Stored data

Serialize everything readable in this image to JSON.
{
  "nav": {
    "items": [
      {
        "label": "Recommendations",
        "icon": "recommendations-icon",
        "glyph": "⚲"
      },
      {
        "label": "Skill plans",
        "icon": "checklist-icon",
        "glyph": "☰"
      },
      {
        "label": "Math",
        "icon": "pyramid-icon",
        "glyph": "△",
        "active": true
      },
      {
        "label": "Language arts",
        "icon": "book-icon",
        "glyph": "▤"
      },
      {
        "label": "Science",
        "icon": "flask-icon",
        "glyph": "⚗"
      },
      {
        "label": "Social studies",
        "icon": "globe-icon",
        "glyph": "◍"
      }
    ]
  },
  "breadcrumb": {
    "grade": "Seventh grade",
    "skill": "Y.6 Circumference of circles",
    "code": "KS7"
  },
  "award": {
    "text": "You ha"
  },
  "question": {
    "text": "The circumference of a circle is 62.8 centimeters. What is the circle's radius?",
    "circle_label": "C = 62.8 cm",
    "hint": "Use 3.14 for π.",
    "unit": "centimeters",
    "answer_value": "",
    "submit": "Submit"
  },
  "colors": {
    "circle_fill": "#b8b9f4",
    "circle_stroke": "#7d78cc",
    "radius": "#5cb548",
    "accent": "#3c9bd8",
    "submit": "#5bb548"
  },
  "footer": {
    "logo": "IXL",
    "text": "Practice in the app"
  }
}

◆ **Task objective**
Return what is listed above, exactly and completely.

◆ **Task output**
Serialize everything readable in this image to JSON.
{
  "nav": {
    "items": [
      {
        "label": "Recommendations",
        "icon": "recommendations-icon",
        "glyph": "⚲"
      },
      {
        "label": "Skill plans",
        "icon": "checklist-icon",
        "glyph": "☰"
      },
      {
        "label": "Math",
        "icon": "pyramid-icon",
        "glyph": "△",
        "active": true
      },
      {
        "label": "Language arts",
        "icon": "book-icon",
        "glyph": "▤"
      },
      {
        "label": "Science",
        "icon": "flask-icon",
        "glyph": "⚗"
      },
      {
        "label": "Social studies",
        "icon": "globe-icon",
        "glyph": "◍"
      }
    ]
  },
  "breadcrumb": {
    "grade": "Seventh grade",
    "skill": "Y.6 Circumference of circles",
    "code": "KS7"
  },
  "award": {
    "text": "You ha"
  },
  "question": {
    "text": "The circumference of a circle is 62.8 centimeters. What is the circle's radius?",
    "circle_label": "C = 62.8 cm",
    "hint": "Use 3.14 for π.",
    "unit": "centimeters",
    "answer_value": "",
    "submit": "Submit"
  },
  "colors": {
    "circle_fill": "#b8b9f4",
    "circle_stroke": "#7d78cc",
    "radius": "#5cb548",
    "accent": "#3c9bd8",
    "submit": "#5bb548"
  },
  "footer": {
    "logo": "IXL",
    "text": "Practice in the app"
  }
}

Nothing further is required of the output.